**Data to use**.

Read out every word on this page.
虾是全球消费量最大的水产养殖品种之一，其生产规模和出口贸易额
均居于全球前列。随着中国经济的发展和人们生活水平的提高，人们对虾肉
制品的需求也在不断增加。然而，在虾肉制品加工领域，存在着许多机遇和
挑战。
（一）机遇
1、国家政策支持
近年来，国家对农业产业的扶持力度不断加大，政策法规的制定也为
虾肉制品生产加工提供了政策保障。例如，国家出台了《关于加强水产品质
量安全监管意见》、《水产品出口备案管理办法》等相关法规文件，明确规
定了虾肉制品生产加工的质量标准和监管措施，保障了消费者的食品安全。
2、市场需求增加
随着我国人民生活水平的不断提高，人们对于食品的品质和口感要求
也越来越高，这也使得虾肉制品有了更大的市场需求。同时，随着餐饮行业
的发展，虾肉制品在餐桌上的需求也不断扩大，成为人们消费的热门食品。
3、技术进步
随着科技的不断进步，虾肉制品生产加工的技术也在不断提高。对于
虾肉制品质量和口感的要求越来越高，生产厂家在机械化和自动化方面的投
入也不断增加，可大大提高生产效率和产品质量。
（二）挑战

**What to work on**. Extract all of the material exactly as it is written.

**Task solution**.
Read out every word on this page.
虾是全球消费量最大的水产养殖品种之一，其生产规模和出口贸易额
均居于全球前列。随着中国经济的发展和人们生活水平的提高，人们对虾肉
制品的需求也在不断增加。然而，在虾肉制品加工领域，存在着许多机遇和
挑战。
（一）机遇
1、国家政策支持
近年来，国家对农业产业的扶持力度不断加大，政策法规的制定也为
虾肉制品生产加工提供了政策保障。例如，国家出台了《关于加强水产品质
量安全监管意见》、《水产品出口备案管理办法》等相关法规文件，明确规
定了虾肉制品生产加工的质量标准和监管措施，保障了消费者的食品安全。
2、市场需求增加
随着我国人民生活水平的不断提高，人们对于食品的品质和口感要求
也越来越高，这也使得虾肉制品有了更大的市场需求。同时，随着餐饮行业
的发展，虾肉制品在餐桌上的需求也不断扩大，成为人们消费的热门食品。
3、技术进步
随着科技的不断进步，虾肉制品生产加工的技术也在不断提高。对于
虾肉制品质量和口感的要求越来越高，生产厂家在机械化和自动化方面的投
入也不断增加，可大大提高生产效率和产品质量。
（二）挑战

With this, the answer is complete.